» PROBLEM TO SOLVE:
Copy each line that contains the word "Polea".

» MATERIAL PROVIDED:
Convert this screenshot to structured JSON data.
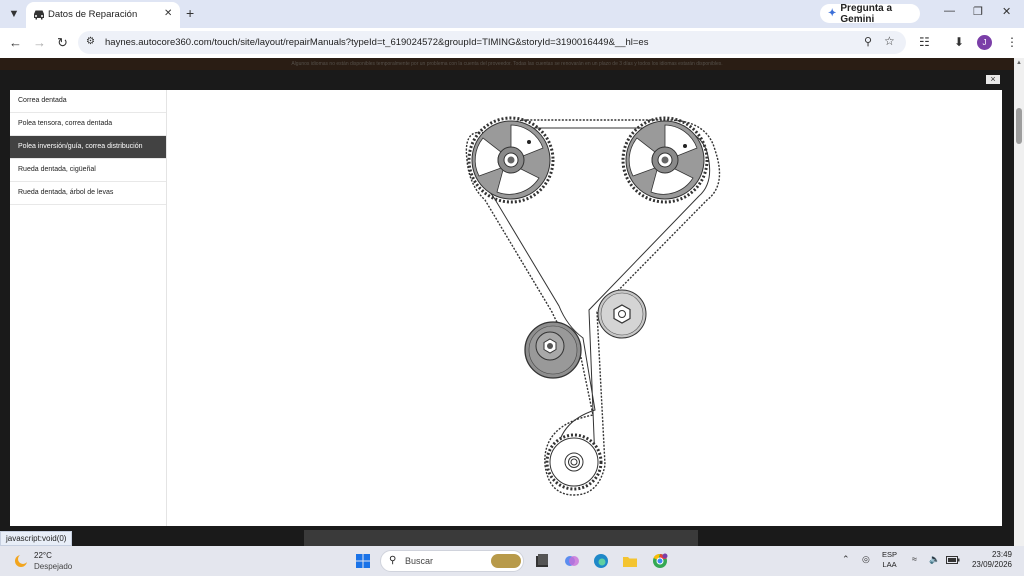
{
  "browser": {
    "tab_title": "Datos de Reparación",
    "new_tab": "+",
    "gemini_label": "Pregunta a Gemini",
    "url": "haynes.autocore360.com/touch/site/layout/repairManuals?typeId=t_619024572&groupId=TIMING&storyId=3190016449&__hl=es",
    "profile_initial": "J"
  },
  "page": {
    "notice": "Algunos idiomas no están disponibles temporalmente por un problema con la cuenta del proveedor. Todas las cuentas se renovarán en un plazo de 3 días y todos los idiomas estarán disponibles.",
    "modal_close": "×",
    "sidebar_items": [
      {
        "label": "Correa dentada",
        "active": false
      },
      {
        "label": "Polea tensora, correa dentada",
        "active": false
      },
      {
        "label": "Polea inversión/guía, correa distribución",
        "active": true
      },
      {
        "label": "Rueda dentada, cigüeñal",
        "active": false
      },
      {
        "label": "Rueda dentada, árbol de levas",
        "active": false
      }
    ]
  },
  "status_url": "javascript:void(0)",
  "taskbar": {
    "temperature": "22°C",
    "condition": "Despejado",
    "search_placeholder": "Buscar",
    "lang_top": "ESP",
    "lang_bottom": "LAA",
    "time": "23:49",
    "date": "23/09/2026"
  },
  "colors": {
    "active_item_bg": "#424242",
    "tabbar_bg": "#dfe5f4",
    "pulley_fill": "#8e8e8e"
  },
  "icons": [
    "car-icon",
    "close-icon",
    "sparkle-icon",
    "minimize-icon",
    "maximize-icon",
    "back-icon",
    "forward-icon",
    "reload-icon",
    "tune-icon",
    "zoom-icon",
    "star-icon",
    "extensions-icon",
    "download-icon",
    "windows-icon",
    "search-icon",
    "wifi-icon",
    "volume-icon",
    "battery-icon",
    "sun-icon"
  ]
}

» THE ANSWER:
        "label": "Polea tensora, correa dentada",
        "label": "Polea inversión/guía, correa distribución",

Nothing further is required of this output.